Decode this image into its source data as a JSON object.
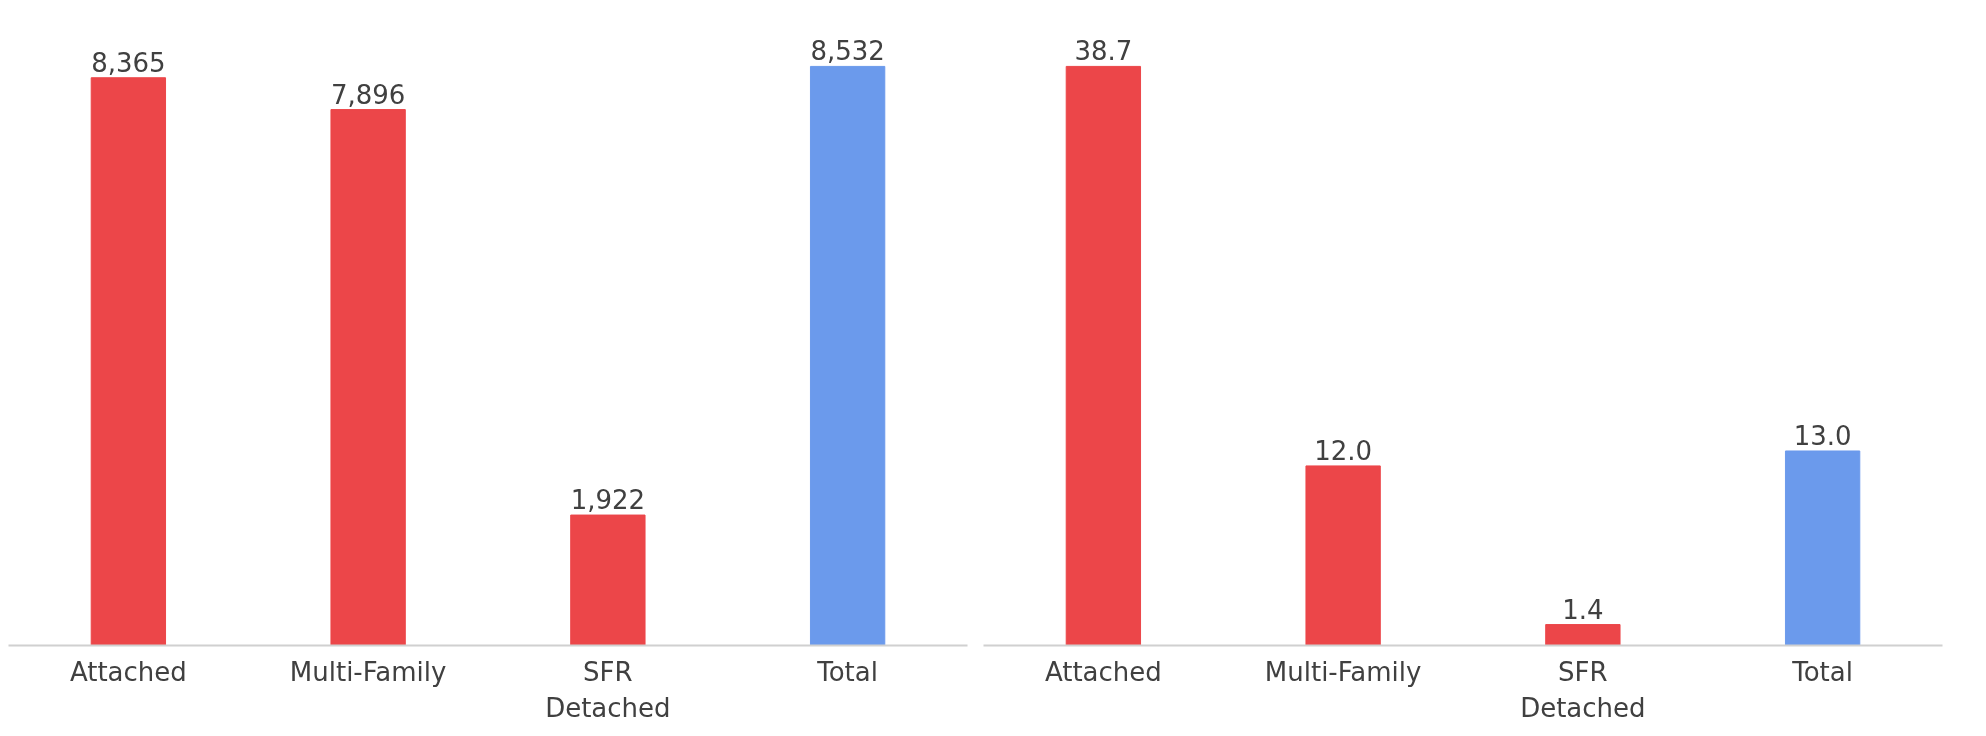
{
  "chart_data": [
    {
      "type": "bar",
      "categories": [
        "Attached",
        "Multi-Family",
        "SFR Detached",
        "Total"
      ],
      "values": [
        8365,
        7896,
        1922,
        8532
      ],
      "colors": [
        "#ec4649",
        "#ec4649",
        "#ec4649",
        "#6b9aec"
      ],
      "value_labels": [
        "8,365",
        "7,896",
        "1,922",
        "8,532"
      ],
      "grid": false
    },
    {
      "type": "bar",
      "categories": [
        "Attached",
        "Multi-Family",
        "SFR Detached",
        "Total"
      ],
      "values": [
        38.7,
        12.0,
        1.4,
        13.0
      ],
      "colors": [
        "#ec4649",
        "#ec4649",
        "#ec4649",
        "#6b9aec"
      ],
      "value_labels": [
        "38.7",
        "12.0",
        "1.4",
        "13.0"
      ],
      "grid": false
    }
  ]
}
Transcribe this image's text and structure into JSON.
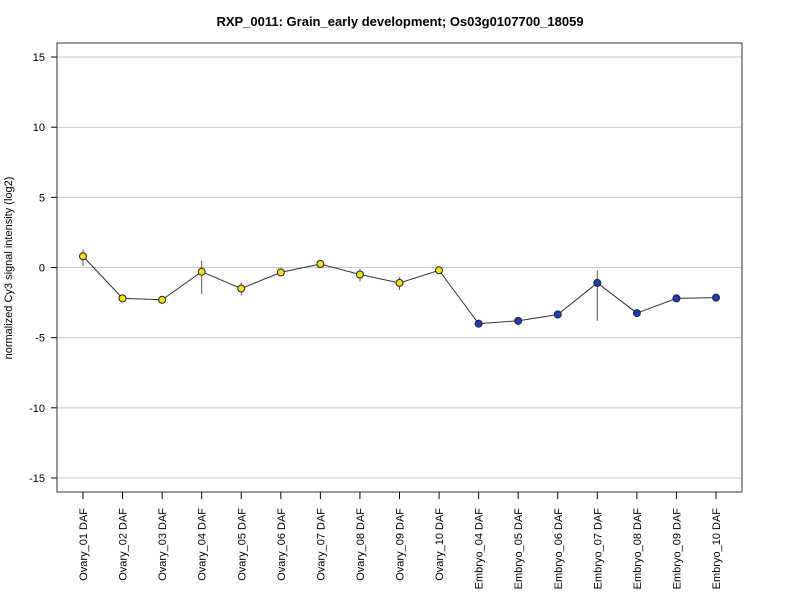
{
  "chart_data": {
    "type": "line",
    "title": "RXP_0011: Grain_early development; Os03g0107700_18059",
    "xlabel": "",
    "ylabel": "normalized Cy3 signal intensity (log2)",
    "ylim": [
      -16,
      16
    ],
    "yticks": [
      15,
      10,
      5,
      0,
      -5,
      -10,
      -15
    ],
    "grid": "horizontal",
    "categories": [
      "Ovary_01 DAF",
      "Ovary_02 DAF",
      "Ovary_03 DAF",
      "Ovary_04 DAF",
      "Ovary_05 DAF",
      "Ovary_06 DAF",
      "Ovary_07 DAF",
      "Ovary_08 DAF",
      "Ovary_09 DAF",
      "Ovary_10 DAF",
      "Embryo_04 DAF",
      "Embryo_05 DAF",
      "Embryo_06 DAF",
      "Embryo_07 DAF",
      "Embryo_08 DAF",
      "Embryo_09 DAF",
      "Embryo_10 DAF"
    ],
    "values": [
      0.8,
      -2.2,
      -2.3,
      -0.3,
      -1.5,
      -0.35,
      0.25,
      -0.5,
      -1.1,
      -0.2,
      -4.0,
      -3.8,
      -3.35,
      -1.1,
      -3.25,
      -2.2,
      -2.15
    ],
    "error_low": [
      0.1,
      -2.4,
      -2.45,
      -1.9,
      -2.0,
      -0.5,
      0.0,
      -1.0,
      -1.6,
      -0.35,
      -4.15,
      -4.1,
      -3.55,
      -3.8,
      -3.4,
      -2.4,
      -2.3
    ],
    "error_high": [
      1.3,
      -2.0,
      -2.15,
      0.5,
      -1.1,
      -0.2,
      0.5,
      -0.1,
      -0.7,
      -0.05,
      -3.9,
      -3.55,
      -3.15,
      -0.2,
      -3.1,
      -2.0,
      -2.0
    ],
    "point_colors": [
      "#f2e01a",
      "#f2e01a",
      "#f2e01a",
      "#f2e01a",
      "#f2e01a",
      "#f2e01a",
      "#f2e01a",
      "#f2e01a",
      "#f2e01a",
      "#f2e01a",
      "#1b3fbf",
      "#1b3fbf",
      "#1b3fbf",
      "#1b3fbf",
      "#1b3fbf",
      "#1b3fbf",
      "#1b3fbf"
    ],
    "line_color": "#333333",
    "grid_color": "#c8c8c8"
  }
}
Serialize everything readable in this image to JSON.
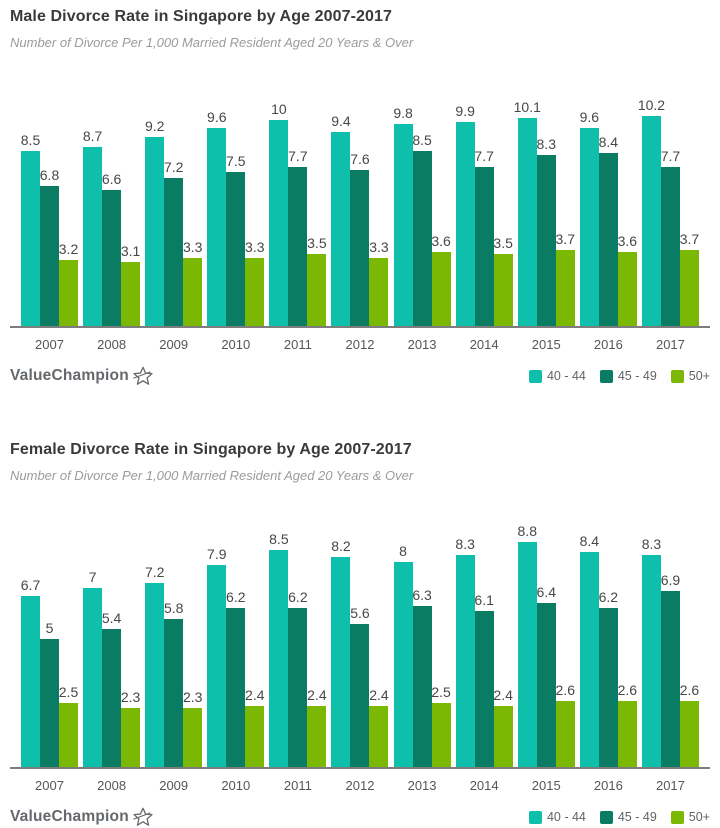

▶ **YOUR INSTRUCTIONS**
Verbatim reproduction of every record is required; images are left out.

▶ **WRITTEN ANSWER**
Decode this image into its source data as a JSON object.
{
  "chart_data": [
    {
      "type": "bar",
      "categories": [
        "Attached",
        "Multi-Family",
        "SFR Detached",
        "Total"
      ],
      "values": [
        8365,
        7896,
        1922,
        8532
      ],
      "colors": [
        "#ec4649",
        "#ec4649",
        "#ec4649",
        "#6b9aec"
      ],
      "value_labels": [
        "8,365",
        "7,896",
        "1,922",
        "8,532"
      ],
      "grid": false
    },
    {
      "type": "bar",
      "categories": [
        "Attached",
        "Multi-Family",
        "SFR Detached",
        "Total"
      ],
      "values": [
        38.7,
        12.0,
        1.4,
        13.0
      ],
      "colors": [
        "#ec4649",
        "#ec4649",
        "#ec4649",
        "#6b9aec"
      ],
      "value_labels": [
        "38.7",
        "12.0",
        "1.4",
        "13.0"
      ],
      "grid": false
    }
  ]
}
Transcribe this image's text and structure into JSON.
{
  "chart_data": {
    "type": "line",
    "title": "RXP_0011: Grain_early development; Os03g0107700_18059",
    "xlabel": "",
    "ylabel": "normalized Cy3 signal intensity (log2)",
    "ylim": [
      -16,
      16
    ],
    "yticks": [
      15,
      10,
      5,
      0,
      -5,
      -10,
      -15
    ],
    "grid": "horizontal",
    "categories": [
      "Ovary_01 DAF",
      "Ovary_02 DAF",
      "Ovary_03 DAF",
      "Ovary_04 DAF",
      "Ovary_05 DAF",
      "Ovary_06 DAF",
      "Ovary_07 DAF",
      "Ovary_08 DAF",
      "Ovary_09 DAF",
      "Ovary_10 DAF",
      "Embryo_04 DAF",
      "Embryo_05 DAF",
      "Embryo_06 DAF",
      "Embryo_07 DAF",
      "Embryo_08 DAF",
      "Embryo_09 DAF",
      "Embryo_10 DAF"
    ],
    "values": [
      0.8,
      -2.2,
      -2.3,
      -0.3,
      -1.5,
      -0.35,
      0.25,
      -0.5,
      -1.1,
      -0.2,
      -4.0,
      -3.8,
      -3.35,
      -1.1,
      -3.25,
      -2.2,
      -2.15
    ],
    "error_low": [
      0.1,
      -2.4,
      -2.45,
      -1.9,
      -2.0,
      -0.5,
      0.0,
      -1.0,
      -1.6,
      -0.35,
      -4.15,
      -4.1,
      -3.55,
      -3.8,
      -3.4,
      -2.4,
      -2.3
    ],
    "error_high": [
      1.3,
      -2.0,
      -2.15,
      0.5,
      -1.1,
      -0.2,
      0.5,
      -0.1,
      -0.7,
      -0.05,
      -3.9,
      -3.55,
      -3.15,
      -0.2,
      -3.1,
      -2.0,
      -2.0
    ],
    "point_colors": [
      "#f2e01a",
      "#f2e01a",
      "#f2e01a",
      "#f2e01a",
      "#f2e01a",
      "#f2e01a",
      "#f2e01a",
      "#f2e01a",
      "#f2e01a",
      "#f2e01a",
      "#1b3fbf",
      "#1b3fbf",
      "#1b3fbf",
      "#1b3fbf",
      "#1b3fbf",
      "#1b3fbf",
      "#1b3fbf"
    ],
    "line_color": "#333333",
    "grid_color": "#c8c8c8"
  }
}
Serialize everything readable in this image to JSON.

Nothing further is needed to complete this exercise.